* _TASK PROMPT_: Arrange the lines from the start of the records up to and including the line with "doctor-name: 宇都Dr. — [7, 92, 183, 169]" as a JSON list of strings, one string per line, omitting any blank lines.

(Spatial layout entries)
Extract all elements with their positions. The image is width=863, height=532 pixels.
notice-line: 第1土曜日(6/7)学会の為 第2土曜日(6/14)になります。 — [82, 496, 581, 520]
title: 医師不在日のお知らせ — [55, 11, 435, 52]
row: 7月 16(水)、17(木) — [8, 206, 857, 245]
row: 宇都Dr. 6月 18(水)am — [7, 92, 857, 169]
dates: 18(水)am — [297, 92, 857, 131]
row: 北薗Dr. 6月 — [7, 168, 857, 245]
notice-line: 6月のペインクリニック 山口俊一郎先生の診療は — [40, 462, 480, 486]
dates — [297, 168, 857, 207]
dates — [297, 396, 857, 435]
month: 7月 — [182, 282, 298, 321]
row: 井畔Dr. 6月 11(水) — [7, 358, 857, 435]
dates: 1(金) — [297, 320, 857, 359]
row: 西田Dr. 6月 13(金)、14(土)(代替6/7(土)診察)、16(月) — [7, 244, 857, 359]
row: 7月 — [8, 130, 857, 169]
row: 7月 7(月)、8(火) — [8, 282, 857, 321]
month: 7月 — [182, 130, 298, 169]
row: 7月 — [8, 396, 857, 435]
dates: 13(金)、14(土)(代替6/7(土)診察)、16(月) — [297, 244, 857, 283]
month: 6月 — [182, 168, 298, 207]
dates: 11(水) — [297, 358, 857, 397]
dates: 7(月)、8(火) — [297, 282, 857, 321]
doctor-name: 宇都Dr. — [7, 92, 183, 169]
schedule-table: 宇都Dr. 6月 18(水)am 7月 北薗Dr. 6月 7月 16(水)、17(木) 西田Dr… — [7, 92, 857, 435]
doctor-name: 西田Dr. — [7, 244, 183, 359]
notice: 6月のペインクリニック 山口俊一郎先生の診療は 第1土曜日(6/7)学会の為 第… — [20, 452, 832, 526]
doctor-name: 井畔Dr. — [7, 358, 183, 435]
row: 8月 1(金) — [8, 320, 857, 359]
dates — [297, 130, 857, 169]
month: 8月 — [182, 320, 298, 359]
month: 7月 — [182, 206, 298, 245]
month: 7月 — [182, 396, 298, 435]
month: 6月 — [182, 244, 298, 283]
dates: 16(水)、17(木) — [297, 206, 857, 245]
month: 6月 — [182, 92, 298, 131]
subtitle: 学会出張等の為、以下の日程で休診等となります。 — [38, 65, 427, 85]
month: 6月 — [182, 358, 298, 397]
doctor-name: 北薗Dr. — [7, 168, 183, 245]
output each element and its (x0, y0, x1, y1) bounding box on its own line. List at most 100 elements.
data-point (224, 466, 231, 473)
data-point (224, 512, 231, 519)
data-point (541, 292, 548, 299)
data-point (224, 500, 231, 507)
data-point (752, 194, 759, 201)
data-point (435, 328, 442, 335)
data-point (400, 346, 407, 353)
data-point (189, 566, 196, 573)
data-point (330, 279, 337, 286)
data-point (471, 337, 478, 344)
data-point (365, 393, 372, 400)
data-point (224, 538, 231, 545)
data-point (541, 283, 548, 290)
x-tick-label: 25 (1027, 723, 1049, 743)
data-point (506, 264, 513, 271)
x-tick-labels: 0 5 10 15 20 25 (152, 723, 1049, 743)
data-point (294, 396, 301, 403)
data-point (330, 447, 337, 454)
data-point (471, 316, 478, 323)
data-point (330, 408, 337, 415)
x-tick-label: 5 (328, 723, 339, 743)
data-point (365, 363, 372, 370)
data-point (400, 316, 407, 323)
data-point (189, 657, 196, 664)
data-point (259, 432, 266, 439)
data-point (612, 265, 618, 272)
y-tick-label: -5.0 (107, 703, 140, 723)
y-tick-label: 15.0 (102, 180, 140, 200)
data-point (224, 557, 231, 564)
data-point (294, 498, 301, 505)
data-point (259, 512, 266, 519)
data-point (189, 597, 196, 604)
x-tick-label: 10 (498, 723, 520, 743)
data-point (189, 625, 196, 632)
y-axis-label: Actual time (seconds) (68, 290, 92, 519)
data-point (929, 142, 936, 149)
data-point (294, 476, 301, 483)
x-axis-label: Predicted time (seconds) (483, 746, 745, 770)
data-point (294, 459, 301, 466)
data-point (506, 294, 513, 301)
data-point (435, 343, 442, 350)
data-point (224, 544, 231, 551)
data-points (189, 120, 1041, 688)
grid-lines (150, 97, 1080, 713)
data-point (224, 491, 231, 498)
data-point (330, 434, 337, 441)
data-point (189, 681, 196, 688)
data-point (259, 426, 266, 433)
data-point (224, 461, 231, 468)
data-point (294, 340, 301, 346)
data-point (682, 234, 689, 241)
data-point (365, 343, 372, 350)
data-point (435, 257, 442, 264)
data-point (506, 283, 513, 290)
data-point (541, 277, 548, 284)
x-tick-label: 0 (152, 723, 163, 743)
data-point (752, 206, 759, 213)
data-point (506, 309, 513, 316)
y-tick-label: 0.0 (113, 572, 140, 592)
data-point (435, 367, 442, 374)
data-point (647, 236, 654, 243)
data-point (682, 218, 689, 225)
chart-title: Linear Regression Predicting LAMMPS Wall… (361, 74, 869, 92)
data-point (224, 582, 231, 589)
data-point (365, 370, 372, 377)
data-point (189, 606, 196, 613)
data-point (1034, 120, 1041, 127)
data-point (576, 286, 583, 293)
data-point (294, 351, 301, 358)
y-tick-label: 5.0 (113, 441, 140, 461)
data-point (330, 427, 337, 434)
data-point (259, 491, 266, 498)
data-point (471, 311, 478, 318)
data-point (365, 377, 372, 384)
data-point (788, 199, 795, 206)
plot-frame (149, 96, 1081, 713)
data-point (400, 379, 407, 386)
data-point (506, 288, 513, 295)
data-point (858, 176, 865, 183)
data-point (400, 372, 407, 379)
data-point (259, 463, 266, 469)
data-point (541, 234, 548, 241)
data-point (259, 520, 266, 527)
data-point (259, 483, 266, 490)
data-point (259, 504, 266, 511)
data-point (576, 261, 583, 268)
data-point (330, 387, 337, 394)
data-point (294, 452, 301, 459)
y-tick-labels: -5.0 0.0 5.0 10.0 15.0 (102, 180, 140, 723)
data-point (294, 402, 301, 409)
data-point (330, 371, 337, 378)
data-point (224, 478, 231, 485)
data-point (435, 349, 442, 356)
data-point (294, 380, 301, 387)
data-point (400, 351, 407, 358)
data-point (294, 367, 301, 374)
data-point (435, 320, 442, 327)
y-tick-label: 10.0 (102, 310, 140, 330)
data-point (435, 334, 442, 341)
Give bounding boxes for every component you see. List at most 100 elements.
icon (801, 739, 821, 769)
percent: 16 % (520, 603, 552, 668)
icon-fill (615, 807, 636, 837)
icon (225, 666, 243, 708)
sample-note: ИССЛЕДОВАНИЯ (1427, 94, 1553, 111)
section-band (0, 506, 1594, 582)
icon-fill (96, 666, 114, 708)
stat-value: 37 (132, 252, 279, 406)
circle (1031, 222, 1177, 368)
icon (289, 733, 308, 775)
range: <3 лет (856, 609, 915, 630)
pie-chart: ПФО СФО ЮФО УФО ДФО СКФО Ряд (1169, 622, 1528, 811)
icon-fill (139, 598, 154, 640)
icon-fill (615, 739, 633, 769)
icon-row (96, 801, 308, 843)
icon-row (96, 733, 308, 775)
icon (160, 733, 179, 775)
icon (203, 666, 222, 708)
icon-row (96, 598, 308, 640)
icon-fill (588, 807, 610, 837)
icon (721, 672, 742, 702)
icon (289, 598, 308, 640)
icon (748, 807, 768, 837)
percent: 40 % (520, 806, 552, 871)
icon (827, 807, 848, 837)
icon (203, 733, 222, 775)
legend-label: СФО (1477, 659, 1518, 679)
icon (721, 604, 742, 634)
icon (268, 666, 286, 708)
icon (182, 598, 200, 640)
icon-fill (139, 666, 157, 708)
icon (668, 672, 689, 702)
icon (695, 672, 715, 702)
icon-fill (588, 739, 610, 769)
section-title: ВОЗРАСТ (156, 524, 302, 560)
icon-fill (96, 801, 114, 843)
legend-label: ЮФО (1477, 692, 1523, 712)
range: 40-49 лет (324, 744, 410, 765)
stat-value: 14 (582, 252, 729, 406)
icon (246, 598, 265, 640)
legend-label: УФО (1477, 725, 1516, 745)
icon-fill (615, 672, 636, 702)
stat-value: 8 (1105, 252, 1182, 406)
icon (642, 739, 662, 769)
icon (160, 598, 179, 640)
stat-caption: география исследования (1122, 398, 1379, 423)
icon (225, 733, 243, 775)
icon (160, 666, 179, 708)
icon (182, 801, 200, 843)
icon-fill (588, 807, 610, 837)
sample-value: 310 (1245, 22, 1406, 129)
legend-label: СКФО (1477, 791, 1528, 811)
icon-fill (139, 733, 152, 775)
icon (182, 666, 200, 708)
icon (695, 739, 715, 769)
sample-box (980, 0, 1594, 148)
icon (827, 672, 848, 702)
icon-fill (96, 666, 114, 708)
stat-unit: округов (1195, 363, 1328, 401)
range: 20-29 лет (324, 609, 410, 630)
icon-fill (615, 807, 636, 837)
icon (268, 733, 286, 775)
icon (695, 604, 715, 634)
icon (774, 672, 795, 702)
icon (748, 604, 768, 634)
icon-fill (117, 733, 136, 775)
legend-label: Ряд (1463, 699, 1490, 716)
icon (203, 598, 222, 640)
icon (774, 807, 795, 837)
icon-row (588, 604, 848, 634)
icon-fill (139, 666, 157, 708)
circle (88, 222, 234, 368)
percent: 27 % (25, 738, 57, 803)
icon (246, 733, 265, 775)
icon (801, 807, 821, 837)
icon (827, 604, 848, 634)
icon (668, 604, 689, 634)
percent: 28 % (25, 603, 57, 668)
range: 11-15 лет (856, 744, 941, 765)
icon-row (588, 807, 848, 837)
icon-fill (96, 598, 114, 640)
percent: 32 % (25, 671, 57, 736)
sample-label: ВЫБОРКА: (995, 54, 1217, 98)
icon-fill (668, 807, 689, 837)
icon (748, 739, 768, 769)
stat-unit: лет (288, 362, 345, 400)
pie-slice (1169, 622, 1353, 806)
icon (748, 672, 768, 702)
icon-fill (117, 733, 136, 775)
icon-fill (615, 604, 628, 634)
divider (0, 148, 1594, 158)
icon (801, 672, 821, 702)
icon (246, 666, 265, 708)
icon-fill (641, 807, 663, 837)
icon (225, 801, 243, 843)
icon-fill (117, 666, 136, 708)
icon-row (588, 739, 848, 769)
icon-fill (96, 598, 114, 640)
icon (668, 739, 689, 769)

* _SOLUTION FOR THIS PROBLEM_:
[
  "Extract all elements with their positions. The image is width=863, height=532 pixels.",
  "notice-line: 第1土曜日(6/7)学会の為 第2土曜日(6/14)になります。 — [82, 496, 581, 520]",
  "title: 医師不在日のお知らせ — [55, 11, 435, 52]",
  "row: 7月 16(水)、17(木) — [8, 206, 857, 245]",
  "row: 宇都Dr. 6月 18(水)am — [7, 92, 857, 169]",
  "dates: 18(水)am — [297, 92, 857, 131]",
  "row: 北薗Dr. 6月 — [7, 168, 857, 245]",
  "notice-line: 6月のペインクリニック 山口俊一郎先生の診療は — [40, 462, 480, 486]",
  "dates — [297, 168, 857, 207]",
  "dates — [297, 396, 857, 435]",
  "month: 7月 — [182, 282, 298, 321]",
  "row: 井畔Dr. 6月 11(水) — [7, 358, 857, 435]",
  "dates: 1(金) — [297, 320, 857, 359]",
  "row: 西田Dr. 6月 13(金)、14(土)(代替6/7(土)診察)、16(月) — [7, 244, 857, 359]",
  "row: 7月 — [8, 130, 857, 169]",
  "row: 7月 7(月)、8(火) — [8, 282, 857, 321]",
  "month: 7月 — [182, 130, 298, 169]",
  "row: 7月 — [8, 396, 857, 435]",
  "dates: 13(金)、14(土)(代替6/7(土)診察)、16(月) — [297, 244, 857, 283]",
  "month: 6月 — [182, 168, 298, 207]",
  "dates: 11(水) — [297, 358, 857, 397]",
  "dates: 7(月)、8(火) — [297, 282, 857, 321]",
  "doctor-name: 宇都Dr. — [7, 92, 183, 169]"
]